STATED TASK: In the material below, identify each line bearing the word "CoaXPress". Reproduce those lines.

Data entries:
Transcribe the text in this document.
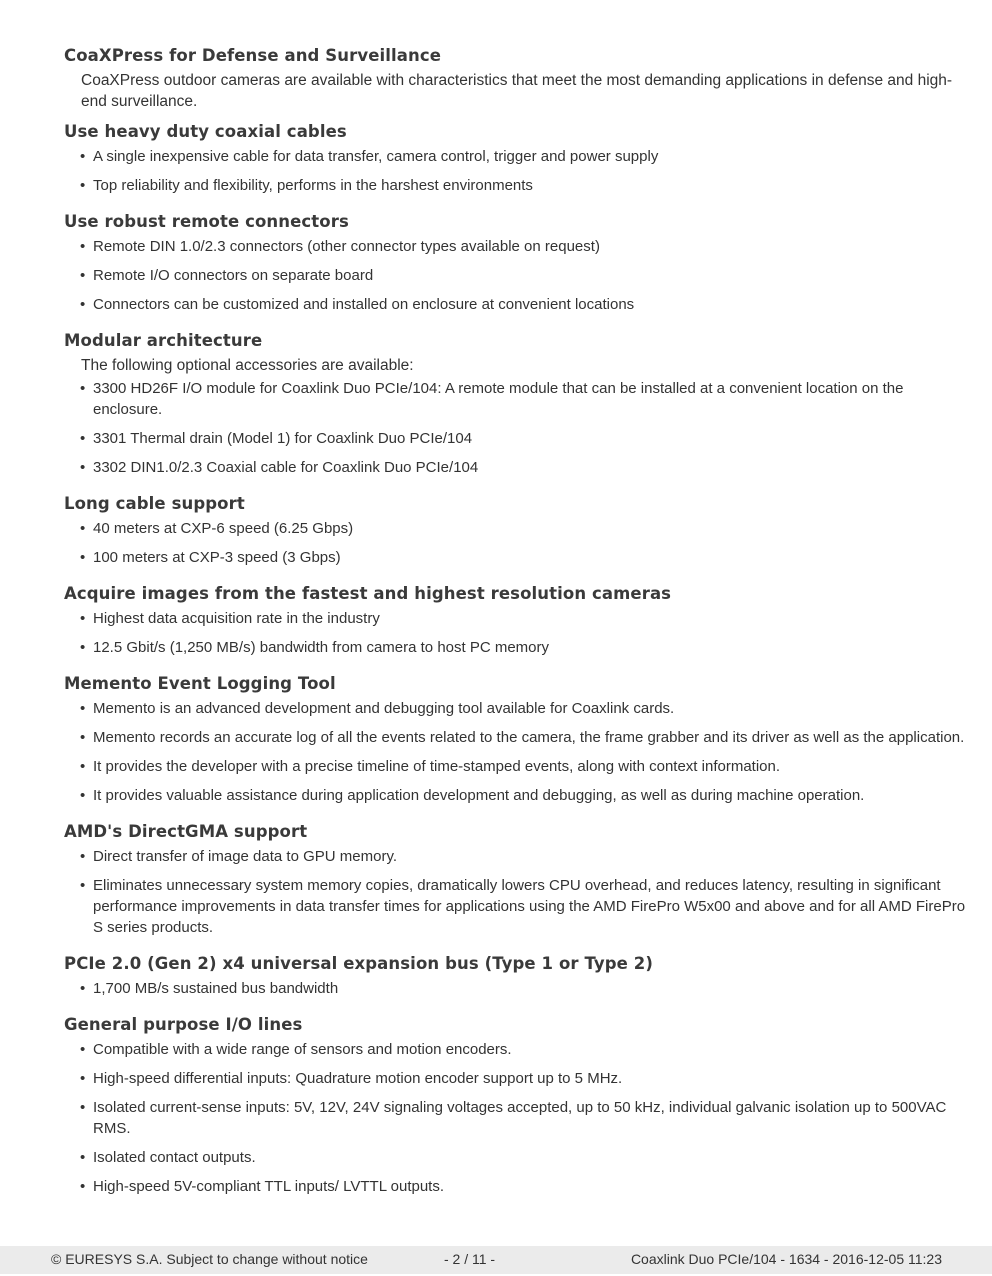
CoaXPress for Defense and Surveillance

CoaXPress outdoor cameras are available with characteristics that meet the most demanding applications in defense and high-end surveillance.

Use heavy duty coaxial cables
• A single inexpensive cable for data transfer, camera control, trigger and power supply
• Top reliability and flexibility, performs in the harshest environments
Use robust remote connectors
• Remote DIN 1.0/2.3 connectors (other connector types available on request)
• Remote I/O connectors on separate board
• Connectors can be customized and installed on enclosure at convenient locations
Modular architecture

The following optional accessories are available:

• 3300 HD26F I/O module for Coaxlink Duo PCIe/104: A remote module that can be installed at a convenient location on the enclosure.
• 3301 Thermal drain (Model 1) for Coaxlink Duo PCIe/104
• 3302 DIN1.0/2.3 Coaxial cable for Coaxlink Duo PCIe/104
Long cable support
• 40 meters at CXP-6 speed (6.25 Gbps)
• 100 meters at CXP-3 speed (3 Gbps)
Acquire images from the fastest and highest resolution cameras
• Highest data acquisition rate in the industry
• 12.5 Gbit/s (1,250 MB/s) bandwidth from camera to host PC memory
Memento Event Logging Tool
• Memento is an advanced development and debugging tool available for Coaxlink cards.
• Memento records an accurate log of all the events related to the camera, the frame grabber and its driver as well as the application.
• It provides the developer with a precise timeline of time-stamped events, along with context information.
• It provides valuable assistance during application development and debugging, as well as during machine operation.
AMD's DirectGMA support
• Direct transfer of image data to GPU memory.
• Eliminates unnecessary system memory copies, dramatically lowers CPU overhead, and reduces latency, resulting in significant performance improvements in data transfer times for applications using the AMD FirePro W5x00 and above and for all AMD FirePro S series products.
PCIe 2.0 (Gen 2) x4 universal expansion bus (Type 1 or Type 2)
• 1,700 MB/s sustained bus bandwidth
General purpose I/O lines
• Compatible with a wide range of sensors and motion encoders.
• High-speed differential inputs: Quadrature motion encoder support up to 5 MHz.
• Isolated current-sense inputs: 5V, 12V, 24V signaling voltages accepted, up to 50 kHz, individual galvanic isolation up to 500VAC RMS.
• Isolated contact outputs.
• High-speed 5V-compliant TTL inputs/ LVTTL outputs.
© EURESYS S.A. Subject to change without notice	- 2 / 11 -	Coaxlink Duo PCIe/104 - 1634 - 2016-12-05 11:23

SOLUTION FOR THIS TASK:
CoaXPress for Defense and Surveillance
CoaXPress outdoor cameras are available with characteristics that meet the most demanding applications in defense and high-end surveillance.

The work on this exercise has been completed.